> Written task 1
In the blog post below on the history of canned food, how large was the reward the French Government offered for a way to preserve meat and other foodstuffs?

Skip to content

Lest we forget: Bryan Donkin, the man behind the tin(ned) can.

I was delighted to see an article I wrote for London Historians – about the history of canned food – in this months Newsletter.

For those who are in any way interested in the history of London the London Historian website is a fascinating place to visit – and indeed to join the group, headed by Mike Paterson. He can be contacted at London Historians, 24 Ashfield Road, Salisbury, Wilts SP2 7EW

With thanks to Mike I set out the article I wrote, about a remarkable engineer and inventor who, just about, qualifies as a Georgian even if his influence was mostly felt during the Victorian era.

                                                                                                                           Portrait of Bryan Donkin

Throughout the eighteenth century there were a number of ways to preserve foodstuffs – in particular with salting, smoking, sugaring and pickling processes. However, the scene really changed after 1813 with the development of the tin can – or more accurately, the wrought-iron can, plated with tin on the inside.

For the general public the change that canning brought to the domestic scene took half a century and it wasn’t until the Great Exhibition of 1851 that the public really began to appreciate the huge range of foodstuffs available in all seasons, thanks to canning.

It had all started with the French Government seeking ways to improve army rations during the Napoleonic Wars. A massive reward of 12,000 francs was offered to anyone finding a way of preserving meat and other foodstuffs so as to enable troops to remain actively engaged during winter months, when fresh supplies were limited.

In 1806 a French confectioner called Nicolas Appert came up with the idea of airtight food preservation, using glass bottles which were sealed after being filled. The actual science behind the idea was not worked out until Louis Pasteur came up with an explanation of what we now know as pasteurisation, during the 1860s. Appert was awarded the prize, but glass bottles were never going to be an ideal solution.


Medal commemorating Philippe de Girard

Another Frenchman, the inventor Philippe de Girard, came up with the idea of lining an iron can with tin (so that the contents never came into contact with the iron casing, causing corrosion) but the end of the Napoleonic Wars meant that the idea was never fully investigated.

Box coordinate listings
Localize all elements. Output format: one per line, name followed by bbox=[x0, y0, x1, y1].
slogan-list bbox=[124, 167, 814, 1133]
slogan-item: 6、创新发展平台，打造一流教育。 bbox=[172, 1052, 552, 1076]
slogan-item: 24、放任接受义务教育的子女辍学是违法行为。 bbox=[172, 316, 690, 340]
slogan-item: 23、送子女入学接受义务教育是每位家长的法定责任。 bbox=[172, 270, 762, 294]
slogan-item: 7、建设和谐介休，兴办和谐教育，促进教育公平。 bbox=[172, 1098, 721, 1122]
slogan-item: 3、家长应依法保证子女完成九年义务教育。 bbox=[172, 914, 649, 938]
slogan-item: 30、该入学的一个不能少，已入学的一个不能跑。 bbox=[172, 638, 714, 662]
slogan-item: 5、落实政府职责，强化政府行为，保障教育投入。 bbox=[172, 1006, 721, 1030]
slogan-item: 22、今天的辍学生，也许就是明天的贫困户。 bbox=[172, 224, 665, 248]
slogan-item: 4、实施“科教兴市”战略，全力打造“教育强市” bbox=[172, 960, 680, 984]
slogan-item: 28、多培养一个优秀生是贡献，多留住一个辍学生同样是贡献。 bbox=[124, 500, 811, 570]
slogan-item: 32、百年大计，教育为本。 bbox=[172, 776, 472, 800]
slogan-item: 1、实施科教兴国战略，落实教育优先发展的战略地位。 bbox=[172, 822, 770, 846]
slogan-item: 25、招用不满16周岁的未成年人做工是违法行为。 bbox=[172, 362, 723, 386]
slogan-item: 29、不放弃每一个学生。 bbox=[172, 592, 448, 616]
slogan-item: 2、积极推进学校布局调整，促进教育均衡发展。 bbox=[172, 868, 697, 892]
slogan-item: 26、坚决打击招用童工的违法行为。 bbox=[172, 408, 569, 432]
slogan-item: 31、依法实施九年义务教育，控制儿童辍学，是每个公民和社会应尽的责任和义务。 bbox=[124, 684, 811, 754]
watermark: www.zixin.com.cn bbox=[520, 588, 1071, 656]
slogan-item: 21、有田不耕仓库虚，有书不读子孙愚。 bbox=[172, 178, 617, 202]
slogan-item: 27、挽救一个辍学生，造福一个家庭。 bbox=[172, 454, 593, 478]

> Written task 2
Pull out every line of the box coordinate listing above that contains the string "保障教育投入". Case counts.

> Final result 1
12,000 francs.

> Final result 2
slogan-item: 5、落实政府职责，强化政府行为，保障教育投入。 bbox=[172, 1006, 721, 1030]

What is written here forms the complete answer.